#### [Work to be completed]
Every line with the string "seconds" should be gathered.

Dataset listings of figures
__________________________________________________

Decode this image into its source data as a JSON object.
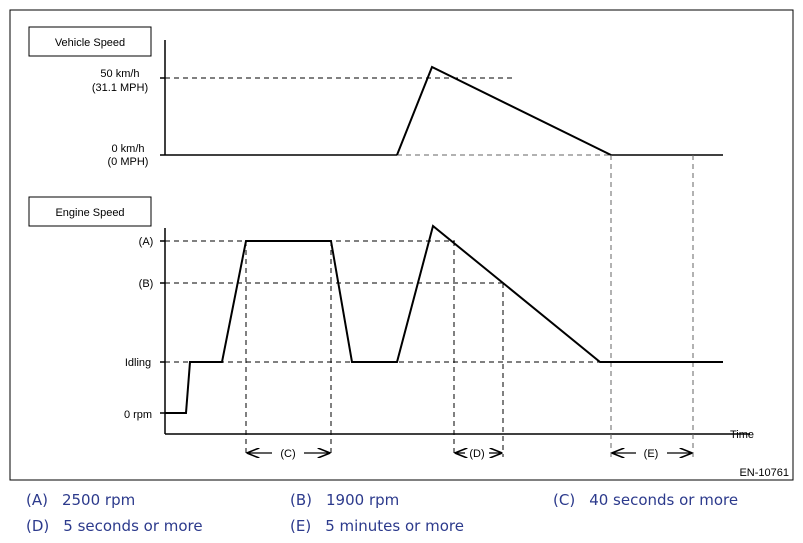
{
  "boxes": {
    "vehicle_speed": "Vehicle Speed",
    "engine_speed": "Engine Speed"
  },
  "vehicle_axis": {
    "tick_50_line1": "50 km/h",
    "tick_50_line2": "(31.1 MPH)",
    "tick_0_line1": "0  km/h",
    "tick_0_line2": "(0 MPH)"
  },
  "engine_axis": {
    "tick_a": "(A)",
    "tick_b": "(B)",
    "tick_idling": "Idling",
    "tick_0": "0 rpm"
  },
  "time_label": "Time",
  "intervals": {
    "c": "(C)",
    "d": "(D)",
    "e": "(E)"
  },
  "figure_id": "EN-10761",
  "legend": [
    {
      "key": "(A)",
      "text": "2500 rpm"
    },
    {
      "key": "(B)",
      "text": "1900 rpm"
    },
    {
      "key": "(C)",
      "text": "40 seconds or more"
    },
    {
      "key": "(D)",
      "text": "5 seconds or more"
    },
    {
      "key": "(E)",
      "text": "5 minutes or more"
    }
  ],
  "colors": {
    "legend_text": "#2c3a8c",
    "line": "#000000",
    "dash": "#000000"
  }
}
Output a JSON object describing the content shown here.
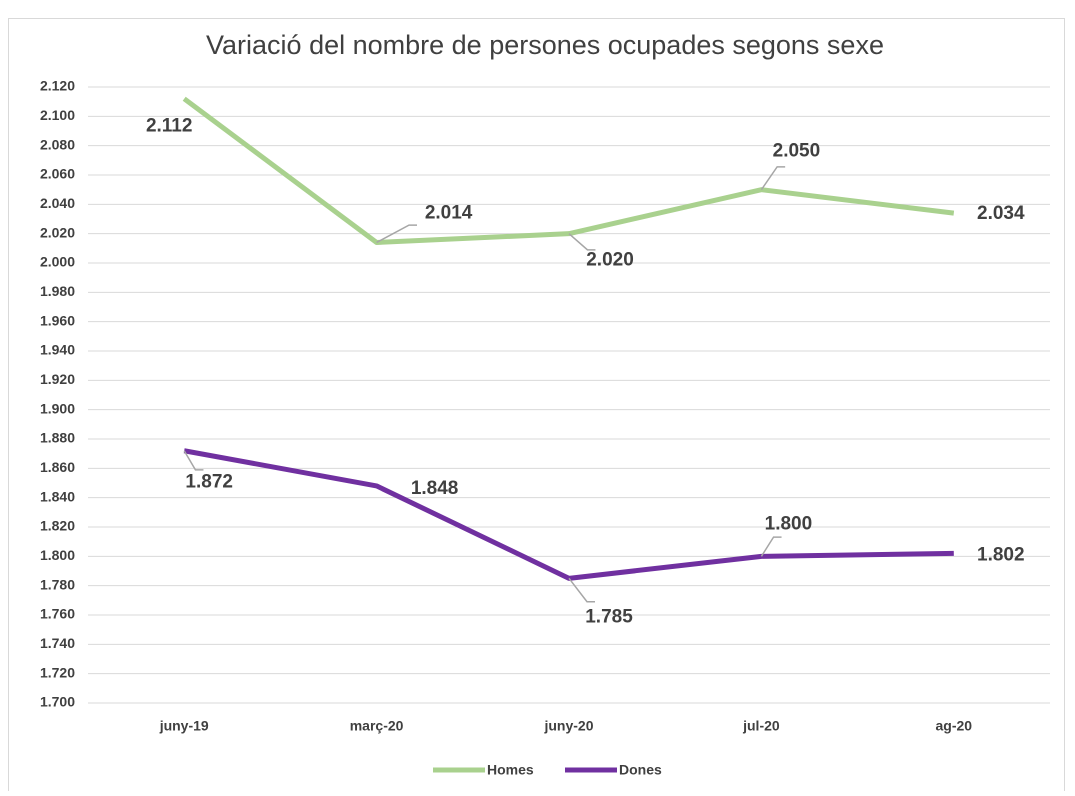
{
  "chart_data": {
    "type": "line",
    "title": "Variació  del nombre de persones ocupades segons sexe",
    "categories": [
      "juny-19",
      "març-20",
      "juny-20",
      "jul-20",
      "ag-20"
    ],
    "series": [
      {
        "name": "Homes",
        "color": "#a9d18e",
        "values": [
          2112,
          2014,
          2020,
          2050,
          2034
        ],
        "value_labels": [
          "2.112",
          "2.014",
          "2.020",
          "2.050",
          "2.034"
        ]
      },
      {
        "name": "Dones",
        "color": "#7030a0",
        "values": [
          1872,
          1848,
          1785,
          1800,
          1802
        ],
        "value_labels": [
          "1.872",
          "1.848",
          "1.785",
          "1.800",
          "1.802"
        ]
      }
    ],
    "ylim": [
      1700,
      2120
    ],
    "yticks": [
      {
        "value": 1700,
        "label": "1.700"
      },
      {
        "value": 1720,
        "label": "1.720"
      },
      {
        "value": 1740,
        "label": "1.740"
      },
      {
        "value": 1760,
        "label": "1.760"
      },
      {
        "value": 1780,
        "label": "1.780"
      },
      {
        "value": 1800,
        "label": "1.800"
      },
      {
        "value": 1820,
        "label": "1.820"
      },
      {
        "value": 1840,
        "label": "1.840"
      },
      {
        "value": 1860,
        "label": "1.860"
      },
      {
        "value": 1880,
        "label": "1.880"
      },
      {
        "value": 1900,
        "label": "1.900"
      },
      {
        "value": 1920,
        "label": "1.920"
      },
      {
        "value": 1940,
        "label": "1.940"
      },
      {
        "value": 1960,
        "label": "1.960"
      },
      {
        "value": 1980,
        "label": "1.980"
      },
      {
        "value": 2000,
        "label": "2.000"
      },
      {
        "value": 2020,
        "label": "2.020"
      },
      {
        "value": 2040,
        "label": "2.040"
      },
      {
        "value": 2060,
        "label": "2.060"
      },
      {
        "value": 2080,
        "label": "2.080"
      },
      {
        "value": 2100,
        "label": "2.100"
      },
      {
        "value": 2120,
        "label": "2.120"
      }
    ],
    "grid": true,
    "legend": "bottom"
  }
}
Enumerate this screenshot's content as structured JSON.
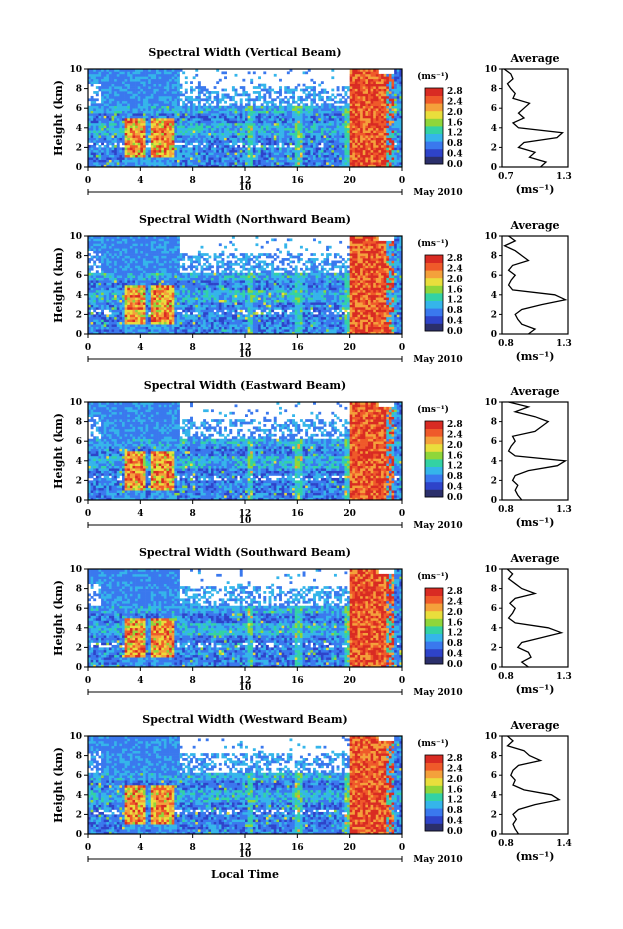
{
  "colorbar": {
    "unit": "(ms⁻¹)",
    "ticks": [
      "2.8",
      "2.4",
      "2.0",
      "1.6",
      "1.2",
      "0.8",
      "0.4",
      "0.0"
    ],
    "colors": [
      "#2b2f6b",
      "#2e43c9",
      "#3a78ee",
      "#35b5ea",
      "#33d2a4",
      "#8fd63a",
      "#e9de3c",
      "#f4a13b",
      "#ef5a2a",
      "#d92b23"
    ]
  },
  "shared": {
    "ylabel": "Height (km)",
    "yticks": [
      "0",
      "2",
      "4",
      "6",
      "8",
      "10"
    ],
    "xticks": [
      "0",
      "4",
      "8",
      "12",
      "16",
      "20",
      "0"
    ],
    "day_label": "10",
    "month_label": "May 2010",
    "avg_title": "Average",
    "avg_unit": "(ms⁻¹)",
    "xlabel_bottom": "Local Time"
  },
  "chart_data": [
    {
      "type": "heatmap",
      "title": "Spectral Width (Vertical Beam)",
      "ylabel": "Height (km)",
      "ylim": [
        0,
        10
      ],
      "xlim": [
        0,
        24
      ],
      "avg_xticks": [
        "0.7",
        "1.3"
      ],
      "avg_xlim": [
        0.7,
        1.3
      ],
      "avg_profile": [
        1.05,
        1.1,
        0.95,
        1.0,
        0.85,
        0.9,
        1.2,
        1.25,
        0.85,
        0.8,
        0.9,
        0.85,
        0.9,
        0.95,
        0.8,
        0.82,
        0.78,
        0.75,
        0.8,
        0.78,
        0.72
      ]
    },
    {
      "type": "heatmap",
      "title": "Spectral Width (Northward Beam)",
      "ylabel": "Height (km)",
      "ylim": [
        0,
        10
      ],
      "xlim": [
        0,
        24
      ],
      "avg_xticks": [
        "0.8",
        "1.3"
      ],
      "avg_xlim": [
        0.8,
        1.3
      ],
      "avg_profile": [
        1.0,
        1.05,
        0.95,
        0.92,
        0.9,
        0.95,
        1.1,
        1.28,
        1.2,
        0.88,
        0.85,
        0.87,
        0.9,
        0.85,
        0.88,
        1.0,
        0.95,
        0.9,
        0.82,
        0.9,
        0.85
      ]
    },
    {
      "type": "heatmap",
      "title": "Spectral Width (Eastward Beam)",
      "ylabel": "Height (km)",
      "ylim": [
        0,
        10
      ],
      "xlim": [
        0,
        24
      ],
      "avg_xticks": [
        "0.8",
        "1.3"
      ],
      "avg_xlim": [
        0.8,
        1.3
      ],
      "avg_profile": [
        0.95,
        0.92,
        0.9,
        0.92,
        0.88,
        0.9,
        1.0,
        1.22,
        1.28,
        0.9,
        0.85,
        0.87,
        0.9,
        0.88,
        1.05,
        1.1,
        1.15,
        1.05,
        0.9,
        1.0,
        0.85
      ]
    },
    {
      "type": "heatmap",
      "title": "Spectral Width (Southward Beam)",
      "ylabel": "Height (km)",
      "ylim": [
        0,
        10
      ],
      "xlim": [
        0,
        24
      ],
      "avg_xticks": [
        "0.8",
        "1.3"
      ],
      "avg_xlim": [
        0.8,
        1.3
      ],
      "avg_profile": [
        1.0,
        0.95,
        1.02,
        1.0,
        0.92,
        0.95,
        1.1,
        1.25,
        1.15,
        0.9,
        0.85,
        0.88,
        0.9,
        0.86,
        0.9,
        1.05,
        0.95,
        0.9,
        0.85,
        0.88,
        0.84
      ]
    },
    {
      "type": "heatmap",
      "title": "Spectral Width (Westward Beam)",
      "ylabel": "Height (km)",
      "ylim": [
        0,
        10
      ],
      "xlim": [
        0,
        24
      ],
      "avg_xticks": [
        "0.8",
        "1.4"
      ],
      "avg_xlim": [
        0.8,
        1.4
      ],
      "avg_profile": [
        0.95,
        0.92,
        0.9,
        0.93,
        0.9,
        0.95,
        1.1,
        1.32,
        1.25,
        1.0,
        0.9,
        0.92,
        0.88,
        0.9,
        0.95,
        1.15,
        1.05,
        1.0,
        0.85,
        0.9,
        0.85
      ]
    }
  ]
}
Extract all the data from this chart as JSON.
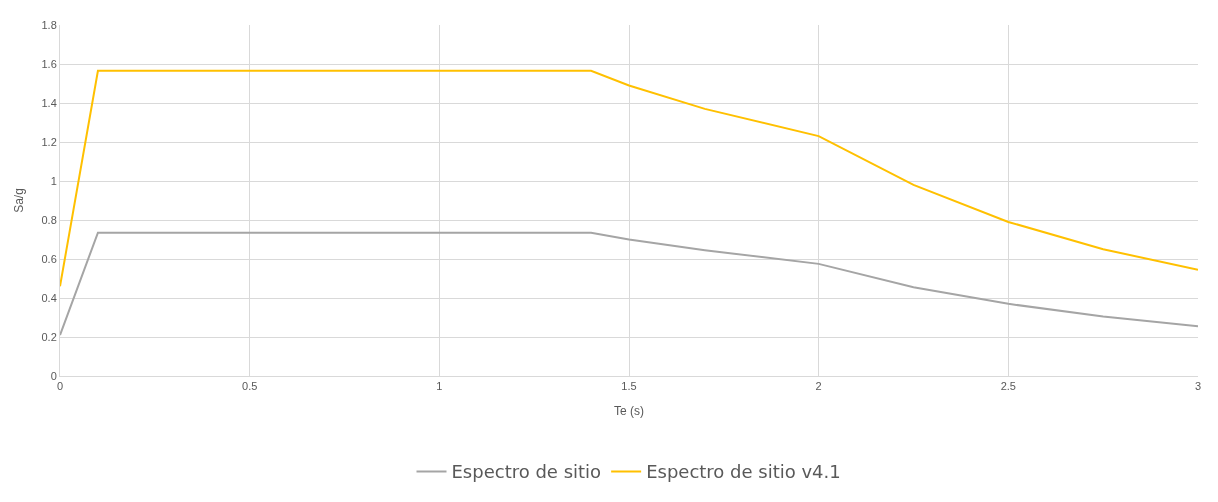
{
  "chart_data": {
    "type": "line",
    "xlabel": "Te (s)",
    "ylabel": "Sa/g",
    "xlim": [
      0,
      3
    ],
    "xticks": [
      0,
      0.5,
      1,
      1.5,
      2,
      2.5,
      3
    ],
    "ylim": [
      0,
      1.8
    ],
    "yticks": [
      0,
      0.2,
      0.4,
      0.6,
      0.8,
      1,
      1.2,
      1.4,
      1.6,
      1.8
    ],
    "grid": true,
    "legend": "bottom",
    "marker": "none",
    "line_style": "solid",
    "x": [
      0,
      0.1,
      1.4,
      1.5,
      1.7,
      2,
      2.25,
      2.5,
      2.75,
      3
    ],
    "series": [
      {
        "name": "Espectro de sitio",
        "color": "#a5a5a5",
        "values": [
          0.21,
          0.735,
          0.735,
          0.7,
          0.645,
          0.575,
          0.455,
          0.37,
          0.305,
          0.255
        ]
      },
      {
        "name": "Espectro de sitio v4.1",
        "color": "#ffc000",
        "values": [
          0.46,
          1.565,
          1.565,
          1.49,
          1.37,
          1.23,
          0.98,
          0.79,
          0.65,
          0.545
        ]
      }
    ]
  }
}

__________________________________________________

#### [Exercise response]
      "text": "40 seconds or more"
      "text": "5 seconds or more"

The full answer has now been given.